Items:
—————

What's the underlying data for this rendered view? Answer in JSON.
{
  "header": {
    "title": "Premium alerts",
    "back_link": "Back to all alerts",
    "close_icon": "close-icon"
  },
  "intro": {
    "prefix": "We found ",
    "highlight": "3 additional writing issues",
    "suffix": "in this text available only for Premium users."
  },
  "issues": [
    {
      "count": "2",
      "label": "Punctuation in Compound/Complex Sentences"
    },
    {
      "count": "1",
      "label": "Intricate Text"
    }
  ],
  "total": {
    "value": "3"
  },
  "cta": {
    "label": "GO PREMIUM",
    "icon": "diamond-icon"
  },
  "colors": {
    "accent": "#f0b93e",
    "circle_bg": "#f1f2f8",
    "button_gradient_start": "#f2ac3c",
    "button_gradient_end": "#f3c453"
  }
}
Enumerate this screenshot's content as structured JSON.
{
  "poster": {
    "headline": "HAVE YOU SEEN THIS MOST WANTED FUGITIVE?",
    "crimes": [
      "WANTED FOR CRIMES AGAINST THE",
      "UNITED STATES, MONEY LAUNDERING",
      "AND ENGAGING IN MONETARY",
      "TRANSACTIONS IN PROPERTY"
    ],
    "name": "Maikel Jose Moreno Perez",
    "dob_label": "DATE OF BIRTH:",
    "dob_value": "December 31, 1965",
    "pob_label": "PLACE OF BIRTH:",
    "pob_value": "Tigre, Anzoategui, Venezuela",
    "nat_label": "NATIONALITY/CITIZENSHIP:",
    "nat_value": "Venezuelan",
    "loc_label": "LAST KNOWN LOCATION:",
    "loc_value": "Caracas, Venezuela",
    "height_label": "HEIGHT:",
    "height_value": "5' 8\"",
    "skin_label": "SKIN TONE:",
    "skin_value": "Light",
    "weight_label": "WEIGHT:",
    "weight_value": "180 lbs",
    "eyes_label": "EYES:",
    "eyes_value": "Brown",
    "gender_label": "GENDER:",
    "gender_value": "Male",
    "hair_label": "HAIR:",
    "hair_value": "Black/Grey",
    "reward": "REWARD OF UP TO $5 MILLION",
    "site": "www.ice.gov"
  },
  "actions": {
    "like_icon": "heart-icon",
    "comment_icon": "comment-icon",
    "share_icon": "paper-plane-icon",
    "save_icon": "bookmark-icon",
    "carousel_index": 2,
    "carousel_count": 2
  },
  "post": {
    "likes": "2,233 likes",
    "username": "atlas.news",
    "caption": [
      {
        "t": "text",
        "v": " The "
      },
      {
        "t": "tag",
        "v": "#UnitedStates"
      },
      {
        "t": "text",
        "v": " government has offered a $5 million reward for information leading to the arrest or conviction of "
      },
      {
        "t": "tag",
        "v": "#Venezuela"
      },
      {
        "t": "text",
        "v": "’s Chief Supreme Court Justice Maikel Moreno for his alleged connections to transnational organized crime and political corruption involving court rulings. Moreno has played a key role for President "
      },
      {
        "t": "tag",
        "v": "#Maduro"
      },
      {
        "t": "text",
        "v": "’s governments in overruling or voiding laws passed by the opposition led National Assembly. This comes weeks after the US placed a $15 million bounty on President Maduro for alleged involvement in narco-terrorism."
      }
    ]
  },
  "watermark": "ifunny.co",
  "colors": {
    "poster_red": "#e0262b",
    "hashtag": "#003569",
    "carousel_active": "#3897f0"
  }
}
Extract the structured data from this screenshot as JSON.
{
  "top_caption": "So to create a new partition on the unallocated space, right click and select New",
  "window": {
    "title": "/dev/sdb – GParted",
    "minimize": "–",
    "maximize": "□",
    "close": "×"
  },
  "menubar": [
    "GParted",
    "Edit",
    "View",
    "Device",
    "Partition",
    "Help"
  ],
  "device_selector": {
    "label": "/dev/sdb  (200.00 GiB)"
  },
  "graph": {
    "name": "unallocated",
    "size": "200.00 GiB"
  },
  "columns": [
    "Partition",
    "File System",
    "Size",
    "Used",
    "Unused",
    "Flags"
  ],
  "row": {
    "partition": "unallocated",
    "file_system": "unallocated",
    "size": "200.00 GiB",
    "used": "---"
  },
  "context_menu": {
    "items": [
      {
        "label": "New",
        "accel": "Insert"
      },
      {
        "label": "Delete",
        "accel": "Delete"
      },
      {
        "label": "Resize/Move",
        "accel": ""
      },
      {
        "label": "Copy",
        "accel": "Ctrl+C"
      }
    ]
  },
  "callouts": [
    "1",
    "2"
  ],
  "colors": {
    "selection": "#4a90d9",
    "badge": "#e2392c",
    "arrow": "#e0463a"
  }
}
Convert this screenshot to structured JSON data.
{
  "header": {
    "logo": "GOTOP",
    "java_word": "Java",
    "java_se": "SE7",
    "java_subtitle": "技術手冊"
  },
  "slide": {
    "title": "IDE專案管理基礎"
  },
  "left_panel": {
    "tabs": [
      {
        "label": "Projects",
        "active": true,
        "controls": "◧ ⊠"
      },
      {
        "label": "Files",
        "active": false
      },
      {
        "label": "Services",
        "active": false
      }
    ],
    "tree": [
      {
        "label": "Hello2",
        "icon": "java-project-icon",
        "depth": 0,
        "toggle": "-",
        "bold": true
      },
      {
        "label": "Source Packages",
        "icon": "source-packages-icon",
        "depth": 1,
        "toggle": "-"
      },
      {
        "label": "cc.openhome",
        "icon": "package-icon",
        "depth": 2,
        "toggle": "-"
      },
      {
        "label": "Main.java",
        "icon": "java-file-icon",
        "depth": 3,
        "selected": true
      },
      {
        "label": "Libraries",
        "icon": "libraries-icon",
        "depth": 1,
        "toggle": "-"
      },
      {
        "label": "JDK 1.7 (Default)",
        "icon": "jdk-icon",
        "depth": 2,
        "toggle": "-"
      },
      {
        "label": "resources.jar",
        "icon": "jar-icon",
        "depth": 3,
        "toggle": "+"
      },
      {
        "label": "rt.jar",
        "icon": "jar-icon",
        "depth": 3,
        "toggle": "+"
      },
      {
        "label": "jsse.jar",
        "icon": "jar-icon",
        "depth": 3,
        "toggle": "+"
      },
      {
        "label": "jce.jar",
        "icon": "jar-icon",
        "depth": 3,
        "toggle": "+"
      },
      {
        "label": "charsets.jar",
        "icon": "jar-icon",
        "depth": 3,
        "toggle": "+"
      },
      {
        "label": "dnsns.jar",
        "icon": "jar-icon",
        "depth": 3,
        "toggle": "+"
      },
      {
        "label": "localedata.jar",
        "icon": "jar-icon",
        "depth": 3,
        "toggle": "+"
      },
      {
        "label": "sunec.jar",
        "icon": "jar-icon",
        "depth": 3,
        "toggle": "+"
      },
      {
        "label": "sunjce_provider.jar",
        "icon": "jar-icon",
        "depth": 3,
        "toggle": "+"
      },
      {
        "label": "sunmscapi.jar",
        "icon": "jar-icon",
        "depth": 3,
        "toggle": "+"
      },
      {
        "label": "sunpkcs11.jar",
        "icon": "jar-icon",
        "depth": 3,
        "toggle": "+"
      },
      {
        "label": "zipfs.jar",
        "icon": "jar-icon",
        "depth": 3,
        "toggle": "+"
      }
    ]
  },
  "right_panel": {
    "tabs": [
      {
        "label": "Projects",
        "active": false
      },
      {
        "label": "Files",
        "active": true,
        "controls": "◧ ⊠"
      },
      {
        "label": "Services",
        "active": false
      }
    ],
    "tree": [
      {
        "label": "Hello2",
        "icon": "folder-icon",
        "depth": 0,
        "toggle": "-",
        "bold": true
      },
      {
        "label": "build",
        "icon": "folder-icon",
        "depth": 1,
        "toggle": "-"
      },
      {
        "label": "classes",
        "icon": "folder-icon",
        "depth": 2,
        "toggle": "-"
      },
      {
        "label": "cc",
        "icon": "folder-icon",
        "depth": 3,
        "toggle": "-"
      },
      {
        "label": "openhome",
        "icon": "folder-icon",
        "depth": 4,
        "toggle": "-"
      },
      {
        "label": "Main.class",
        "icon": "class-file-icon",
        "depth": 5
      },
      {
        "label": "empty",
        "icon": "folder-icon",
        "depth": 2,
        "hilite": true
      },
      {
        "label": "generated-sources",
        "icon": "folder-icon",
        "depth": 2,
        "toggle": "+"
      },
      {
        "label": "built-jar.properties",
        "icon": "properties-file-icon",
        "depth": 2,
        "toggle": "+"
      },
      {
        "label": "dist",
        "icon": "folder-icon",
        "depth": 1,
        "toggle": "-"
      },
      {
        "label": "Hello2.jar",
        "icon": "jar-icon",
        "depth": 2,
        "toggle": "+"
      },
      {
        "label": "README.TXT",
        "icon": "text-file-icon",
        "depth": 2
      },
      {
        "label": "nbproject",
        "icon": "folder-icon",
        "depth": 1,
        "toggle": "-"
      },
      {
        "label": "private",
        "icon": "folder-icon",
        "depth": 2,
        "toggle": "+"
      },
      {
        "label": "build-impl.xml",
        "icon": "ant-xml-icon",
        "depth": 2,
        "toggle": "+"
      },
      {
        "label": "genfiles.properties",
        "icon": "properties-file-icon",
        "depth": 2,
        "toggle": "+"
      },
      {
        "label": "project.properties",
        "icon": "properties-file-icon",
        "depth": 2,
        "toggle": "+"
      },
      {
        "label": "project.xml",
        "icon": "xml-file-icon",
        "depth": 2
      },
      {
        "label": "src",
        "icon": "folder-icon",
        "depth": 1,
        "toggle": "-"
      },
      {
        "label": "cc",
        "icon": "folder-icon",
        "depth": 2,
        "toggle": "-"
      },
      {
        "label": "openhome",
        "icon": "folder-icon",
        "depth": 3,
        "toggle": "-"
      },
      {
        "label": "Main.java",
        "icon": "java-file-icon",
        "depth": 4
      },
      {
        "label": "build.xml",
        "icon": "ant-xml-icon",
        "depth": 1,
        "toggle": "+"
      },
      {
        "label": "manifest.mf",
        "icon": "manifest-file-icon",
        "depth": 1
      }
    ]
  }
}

—————

Given request: Locate all lines in the listing above with the word "alleged" and copy them.

Result:
        "v": "’s Chief Supreme Court Justice Maikel Moreno for his alleged connections to transnational organized crime and political corruption involving court rulings. Moreno has played a key role for President "
        "v": "’s governments in overruling or voiding laws passed by the opposition led National Assembly. This comes weeks after the US placed a $15 million bounty on President Maduro for alleged involvement in narco-terrorism."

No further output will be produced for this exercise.